**What is asked**
Retype each entry below exactly as it stands.

◇ ◇ ◇

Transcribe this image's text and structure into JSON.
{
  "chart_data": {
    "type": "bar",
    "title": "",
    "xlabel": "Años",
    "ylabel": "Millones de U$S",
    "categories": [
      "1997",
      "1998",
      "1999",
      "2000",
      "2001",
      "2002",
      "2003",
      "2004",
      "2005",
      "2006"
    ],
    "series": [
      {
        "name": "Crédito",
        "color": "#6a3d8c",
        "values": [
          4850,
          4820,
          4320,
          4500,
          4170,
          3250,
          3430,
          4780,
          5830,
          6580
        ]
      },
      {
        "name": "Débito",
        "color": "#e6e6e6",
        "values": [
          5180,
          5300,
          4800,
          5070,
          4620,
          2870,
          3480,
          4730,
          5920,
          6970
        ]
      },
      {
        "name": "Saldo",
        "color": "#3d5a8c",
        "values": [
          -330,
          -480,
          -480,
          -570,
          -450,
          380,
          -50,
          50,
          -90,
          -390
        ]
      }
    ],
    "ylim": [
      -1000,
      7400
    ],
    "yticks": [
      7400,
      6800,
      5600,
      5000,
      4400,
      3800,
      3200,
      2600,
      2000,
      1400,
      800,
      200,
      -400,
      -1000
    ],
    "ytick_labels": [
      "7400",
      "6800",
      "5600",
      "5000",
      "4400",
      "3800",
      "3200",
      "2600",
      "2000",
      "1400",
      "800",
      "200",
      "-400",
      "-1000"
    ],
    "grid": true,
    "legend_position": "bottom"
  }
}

◇ ◇ ◇

**Worked answer**
Transcribe this image's text and structure into JSON.
{
  "chart_data": {
    "type": "bar",
    "title": "",
    "xlabel": "Años",
    "ylabel": "Millones de U$S",
    "categories": [
      "1997",
      "1998",
      "1999",
      "2000",
      "2001",
      "2002",
      "2003",
      "2004",
      "2005",
      "2006"
    ],
    "series": [
      {
        "name": "Crédito",
        "color": "#6a3d8c",
        "values": [
          4850,
          4820,
          4320,
          4500,
          4170,
          3250,
          3430,
          4780,
          5830,
          6580
        ]
      },
      {
        "name": "Débito",
        "color": "#e6e6e6",
        "values": [
          5180,
          5300,
          4800,
          5070,
          4620,
          2870,
          3480,
          4730,
          5920,
          6970
        ]
      },
      {
        "name": "Saldo",
        "color": "#3d5a8c",
        "values": [
          -330,
          -480,
          -480,
          -570,
          -450,
          380,
          -50,
          50,
          -90,
          -390
        ]
      }
    ],
    "ylim": [
      -1000,
      7400
    ],
    "yticks": [
      7400,
      6800,
      5600,
      5000,
      4400,
      3800,
      3200,
      2600,
      2000,
      1400,
      800,
      200,
      -400,
      -1000
    ],
    "ytick_labels": [
      "7400",
      "6800",
      "5600",
      "5000",
      "4400",
      "3800",
      "3200",
      "2600",
      "2000",
      "1400",
      "800",
      "200",
      "-400",
      "-1000"
    ],
    "grid": true,
    "legend_position": "bottom"
  }
}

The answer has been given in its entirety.